▸ **What is needed**
In full and word for word, copy the records that follow.

▸ **Study material**
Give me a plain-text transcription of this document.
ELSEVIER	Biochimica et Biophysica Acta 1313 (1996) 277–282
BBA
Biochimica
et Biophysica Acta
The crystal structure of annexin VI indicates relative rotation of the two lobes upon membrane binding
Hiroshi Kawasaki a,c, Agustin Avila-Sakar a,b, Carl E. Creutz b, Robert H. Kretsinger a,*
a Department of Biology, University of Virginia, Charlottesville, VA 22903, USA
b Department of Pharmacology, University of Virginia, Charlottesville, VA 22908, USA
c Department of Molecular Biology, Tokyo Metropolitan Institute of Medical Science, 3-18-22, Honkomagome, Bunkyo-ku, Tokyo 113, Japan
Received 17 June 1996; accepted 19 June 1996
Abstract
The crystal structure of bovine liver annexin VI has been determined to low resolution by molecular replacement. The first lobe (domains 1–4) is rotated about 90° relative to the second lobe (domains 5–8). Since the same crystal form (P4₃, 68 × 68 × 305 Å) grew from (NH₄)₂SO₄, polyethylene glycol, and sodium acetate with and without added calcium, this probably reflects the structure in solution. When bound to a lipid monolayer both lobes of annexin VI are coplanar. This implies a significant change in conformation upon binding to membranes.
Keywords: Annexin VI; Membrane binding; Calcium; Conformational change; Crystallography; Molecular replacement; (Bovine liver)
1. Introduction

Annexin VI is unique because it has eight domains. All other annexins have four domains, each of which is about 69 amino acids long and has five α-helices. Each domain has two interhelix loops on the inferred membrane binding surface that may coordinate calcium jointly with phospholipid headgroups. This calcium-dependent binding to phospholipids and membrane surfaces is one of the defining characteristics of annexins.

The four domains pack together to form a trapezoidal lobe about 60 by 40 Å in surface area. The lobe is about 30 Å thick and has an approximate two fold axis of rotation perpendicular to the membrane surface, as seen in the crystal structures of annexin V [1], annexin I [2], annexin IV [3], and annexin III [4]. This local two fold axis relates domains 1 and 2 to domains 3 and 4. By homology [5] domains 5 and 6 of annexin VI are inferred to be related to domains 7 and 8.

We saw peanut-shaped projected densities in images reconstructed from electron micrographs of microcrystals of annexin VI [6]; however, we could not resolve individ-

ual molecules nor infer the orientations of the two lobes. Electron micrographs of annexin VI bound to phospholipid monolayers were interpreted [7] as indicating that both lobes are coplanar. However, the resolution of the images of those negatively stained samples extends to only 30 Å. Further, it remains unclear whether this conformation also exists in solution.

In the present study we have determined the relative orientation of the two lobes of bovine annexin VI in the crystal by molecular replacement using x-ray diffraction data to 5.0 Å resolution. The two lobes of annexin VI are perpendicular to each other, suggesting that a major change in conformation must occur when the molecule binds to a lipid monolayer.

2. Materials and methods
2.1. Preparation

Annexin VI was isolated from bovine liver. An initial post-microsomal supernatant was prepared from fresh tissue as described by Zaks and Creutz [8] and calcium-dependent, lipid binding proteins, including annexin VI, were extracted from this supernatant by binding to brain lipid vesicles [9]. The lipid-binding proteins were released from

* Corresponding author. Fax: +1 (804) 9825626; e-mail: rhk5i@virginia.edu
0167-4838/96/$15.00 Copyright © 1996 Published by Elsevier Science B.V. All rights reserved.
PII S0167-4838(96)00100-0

▸ **Result of this task**
Give me a plain-text transcription of this document.
ELSEVIER	Biochimica et Biophysica Acta 1313 (1996) 277–282
BBA
Biochimica
et Biophysica Acta
The crystal structure of annexin VI indicates relative rotation of the two lobes upon membrane binding
Hiroshi Kawasaki a,c, Agustin Avila-Sakar a,b, Carl E. Creutz b, Robert H. Kretsinger a,*
a Department of Biology, University of Virginia, Charlottesville, VA 22903, USA
b Department of Pharmacology, University of Virginia, Charlottesville, VA 22908, USA
c Department of Molecular Biology, Tokyo Metropolitan Institute of Medical Science, 3-18-22, Honkomagome, Bunkyo-ku, Tokyo 113, Japan
Received 17 June 1996; accepted 19 June 1996
Abstract
The crystal structure of bovine liver annexin VI has been determined to low resolution by molecular replacement. The first lobe (domains 1–4) is rotated about 90° relative to the second lobe (domains 5–8). Since the same crystal form (P4₃, 68 × 68 × 305 Å) grew from (NH₄)₂SO₄, polyethylene glycol, and sodium acetate with and without added calcium, this probably reflects the structure in solution. When bound to a lipid monolayer both lobes of annexin VI are coplanar. This implies a significant change in conformation upon binding to membranes.
Keywords: Annexin VI; Membrane binding; Calcium; Conformational change; Crystallography; Molecular replacement; (Bovine liver)
1. Introduction

Annexin VI is unique because it has eight domains. All other annexins have four domains, each of which is about 69 amino acids long and has five α-helices. Each domain has two interhelix loops on the inferred membrane binding surface that may coordinate calcium jointly with phospholipid headgroups. This calcium-dependent binding to phospholipids and membrane surfaces is one of the defining characteristics of annexins.

The four domains pack together to form a trapezoidal lobe about 60 by 40 Å in surface area. The lobe is about 30 Å thick and has an approximate two fold axis of rotation perpendicular to the membrane surface, as seen in the crystal structures of annexin V [1], annexin I [2], annexin IV [3], and annexin III [4]. This local two fold axis relates domains 1 and 2 to domains 3 and 4. By homology [5] domains 5 and 6 of annexin VI are inferred to be related to domains 7 and 8.

We saw peanut-shaped projected densities in images reconstructed from electron micrographs of microcrystals of annexin VI [6]; however, we could not resolve individ-

ual molecules nor infer the orientations of the two lobes. Electron micrographs of annexin VI bound to phospholipid monolayers were interpreted [7] as indicating that both lobes are coplanar. However, the resolution of the images of those negatively stained samples extends to only 30 Å. Further, it remains unclear whether this conformation also exists in solution.

In the present study we have determined the relative orientation of the two lobes of bovine annexin VI in the crystal by molecular replacement using x-ray diffraction data to 5.0 Å resolution. The two lobes of annexin VI are perpendicular to each other, suggesting that a major change in conformation must occur when the molecule binds to a lipid monolayer.

2. Materials and methods
2.1. Preparation

Annexin VI was isolated from bovine liver. An initial post-microsomal supernatant was prepared from fresh tissue as described by Zaks and Creutz [8] and calcium-dependent, lipid binding proteins, including annexin VI, were extracted from this supernatant by binding to brain lipid vesicles [9]. The lipid-binding proteins were released from

* Corresponding author. Fax: +1 (804) 9825626; e-mail: rhk5i@virginia.edu
0167-4838/96/$15.00 Copyright © 1996 Published by Elsevier Science B.V. All rights reserved.
PII S0167-4838(96)00100-0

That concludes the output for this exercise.